— start Stored data —
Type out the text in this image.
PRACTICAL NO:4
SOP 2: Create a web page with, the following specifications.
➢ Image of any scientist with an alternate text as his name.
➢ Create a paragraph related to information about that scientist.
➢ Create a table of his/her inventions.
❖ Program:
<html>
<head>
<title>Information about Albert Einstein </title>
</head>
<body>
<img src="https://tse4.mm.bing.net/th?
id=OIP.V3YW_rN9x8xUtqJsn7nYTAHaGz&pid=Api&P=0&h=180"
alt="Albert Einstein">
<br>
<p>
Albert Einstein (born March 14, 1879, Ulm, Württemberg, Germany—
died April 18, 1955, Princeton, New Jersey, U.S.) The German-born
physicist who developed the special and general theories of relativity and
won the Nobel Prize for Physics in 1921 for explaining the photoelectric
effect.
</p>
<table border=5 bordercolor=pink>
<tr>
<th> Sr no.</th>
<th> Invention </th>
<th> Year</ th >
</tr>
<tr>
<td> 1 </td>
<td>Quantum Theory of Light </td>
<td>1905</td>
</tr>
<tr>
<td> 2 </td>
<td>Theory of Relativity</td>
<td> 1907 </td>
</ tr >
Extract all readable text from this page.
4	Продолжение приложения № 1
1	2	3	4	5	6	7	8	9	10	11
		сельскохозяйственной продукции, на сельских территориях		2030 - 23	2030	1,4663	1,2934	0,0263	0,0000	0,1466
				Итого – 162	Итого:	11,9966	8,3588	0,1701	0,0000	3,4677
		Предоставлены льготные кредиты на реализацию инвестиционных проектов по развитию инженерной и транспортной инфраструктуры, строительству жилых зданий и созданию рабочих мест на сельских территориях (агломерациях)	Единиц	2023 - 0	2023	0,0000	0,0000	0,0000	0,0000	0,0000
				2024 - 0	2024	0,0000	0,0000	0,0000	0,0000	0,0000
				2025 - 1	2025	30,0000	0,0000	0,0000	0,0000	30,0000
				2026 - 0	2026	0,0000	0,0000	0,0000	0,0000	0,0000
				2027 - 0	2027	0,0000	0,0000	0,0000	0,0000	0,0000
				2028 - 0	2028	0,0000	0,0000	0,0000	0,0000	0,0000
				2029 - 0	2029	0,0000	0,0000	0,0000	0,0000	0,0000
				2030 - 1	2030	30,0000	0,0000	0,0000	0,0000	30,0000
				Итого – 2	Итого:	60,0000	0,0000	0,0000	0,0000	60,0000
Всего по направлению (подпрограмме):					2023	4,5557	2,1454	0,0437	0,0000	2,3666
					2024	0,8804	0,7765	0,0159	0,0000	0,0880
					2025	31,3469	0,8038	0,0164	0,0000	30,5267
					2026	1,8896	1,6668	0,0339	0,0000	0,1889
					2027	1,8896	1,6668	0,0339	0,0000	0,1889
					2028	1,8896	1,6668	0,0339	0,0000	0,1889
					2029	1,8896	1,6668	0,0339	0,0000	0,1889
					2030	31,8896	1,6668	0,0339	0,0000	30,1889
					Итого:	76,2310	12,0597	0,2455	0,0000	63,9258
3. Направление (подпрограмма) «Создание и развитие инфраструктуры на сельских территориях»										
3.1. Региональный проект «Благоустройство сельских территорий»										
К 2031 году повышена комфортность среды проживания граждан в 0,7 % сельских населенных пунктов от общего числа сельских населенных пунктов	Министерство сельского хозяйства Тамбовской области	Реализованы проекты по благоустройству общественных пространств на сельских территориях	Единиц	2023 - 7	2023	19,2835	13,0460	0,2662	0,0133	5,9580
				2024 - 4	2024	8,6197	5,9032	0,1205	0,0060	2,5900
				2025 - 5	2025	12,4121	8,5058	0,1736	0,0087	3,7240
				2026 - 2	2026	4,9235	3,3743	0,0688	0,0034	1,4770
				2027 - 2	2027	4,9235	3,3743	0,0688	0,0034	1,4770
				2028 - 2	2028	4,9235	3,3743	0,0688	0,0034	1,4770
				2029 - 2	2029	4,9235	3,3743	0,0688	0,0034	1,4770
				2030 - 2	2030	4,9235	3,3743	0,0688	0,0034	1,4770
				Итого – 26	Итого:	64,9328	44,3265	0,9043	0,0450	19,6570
— end Stored data —
Output the listing above word for word.

Type out the text in this image.
PRACTICAL NO:4
SOP 2: Create a web page with, the following specifications.
➢ Image of any scientist with an alternate text as his name.
➢ Create a paragraph related to information about that scientist.
➢ Create a table of his/her inventions.
❖ Program:
<html>
<head>
<title>Information about Albert Einstein </title>
</head>
<body>
<img src="https://tse4.mm.bing.net/th?
id=OIP.V3YW_rN9x8xUtqJsn7nYTAHaGz&pid=Api&P=0&h=180"
alt="Albert Einstein">
<br>
<p>
Albert Einstein (born March 14, 1879, Ulm, Württemberg, Germany—
died April 18, 1955, Princeton, New Jersey, U.S.) The German-born
physicist who developed the special and general theories of relativity and
won the Nobel Prize for Physics in 1921 for explaining the photoelectric
effect.
</p>
<table border=5 bordercolor=pink>
<tr>
<th> Sr no.</th>
<th> Invention </th>
<th> Year</ th >
</tr>
<tr>
<td> 1 </td>
<td>Quantum Theory of Light </td>
<td>1905</td>
</tr>
<tr>
<td> 2 </td>
<td>Theory of Relativity</td>
<td> 1907 </td>
</ tr >
Extract all readable text from this page.
4	Продолжение приложения № 1
1	2	3	4	5	6	7	8	9	10	11
		сельскохозяйственной продукции, на сельских территориях		2030 - 23	2030	1,4663	1,2934	0,0263	0,0000	0,1466
				Итого – 162	Итого:	11,9966	8,3588	0,1701	0,0000	3,4677
		Предоставлены льготные кредиты на реализацию инвестиционных проектов по развитию инженерной и транспортной инфраструктуры, строительству жилых зданий и созданию рабочих мест на сельских территориях (агломерациях)	Единиц	2023 - 0	2023	0,0000	0,0000	0,0000	0,0000	0,0000
				2024 - 0	2024	0,0000	0,0000	0,0000	0,0000	0,0000
				2025 - 1	2025	30,0000	0,0000	0,0000	0,0000	30,0000
				2026 - 0	2026	0,0000	0,0000	0,0000	0,0000	0,0000
				2027 - 0	2027	0,0000	0,0000	0,0000	0,0000	0,0000
				2028 - 0	2028	0,0000	0,0000	0,0000	0,0000	0,0000
				2029 - 0	2029	0,0000	0,0000	0,0000	0,0000	0,0000
				2030 - 1	2030	30,0000	0,0000	0,0000	0,0000	30,0000
				Итого – 2	Итого:	60,0000	0,0000	0,0000	0,0000	60,0000
Всего по направлению (подпрограмме):					2023	4,5557	2,1454	0,0437	0,0000	2,3666
					2024	0,8804	0,7765	0,0159	0,0000	0,0880
					2025	31,3469	0,8038	0,0164	0,0000	30,5267
					2026	1,8896	1,6668	0,0339	0,0000	0,1889
					2027	1,8896	1,6668	0,0339	0,0000	0,1889
					2028	1,8896	1,6668	0,0339	0,0000	0,1889
					2029	1,8896	1,6668	0,0339	0,0000	0,1889
					2030	31,8896	1,6668	0,0339	0,0000	30,1889
					Итого:	76,2310	12,0597	0,2455	0,0000	63,9258
3. Направление (подпрограмма) «Создание и развитие инфраструктуры на сельских территориях»										
3.1. Региональный проект «Благоустройство сельских территорий»										
К 2031 году повышена комфортность среды проживания граждан в 0,7 % сельских населенных пунктов от общего числа сельских населенных пунктов	Министерство сельского хозяйства Тамбовской области	Реализованы проекты по благоустройству общественных пространств на сельских территориях	Единиц	2023 - 7	2023	19,2835	13,0460	0,2662	0,0133	5,9580
				2024 - 4	2024	8,6197	5,9032	0,1205	0,0060	2,5900
				2025 - 5	2025	12,4121	8,5058	0,1736	0,0087	3,7240
				2026 - 2	2026	4,9235	3,3743	0,0688	0,0034	1,4770
				2027 - 2	2027	4,9235	3,3743	0,0688	0,0034	1,4770
				2028 - 2	2028	4,9235	3,3743	0,0688	0,0034	1,4770
				2029 - 2	2029	4,9235	3,3743	0,0688	0,0034	1,4770
				2030 - 2	2030	4,9235	3,3743	0,0688	0,0034	1,4770
				Итого – 26	Итого:	64,9328	44,3265	0,9043	0,0450	19,6570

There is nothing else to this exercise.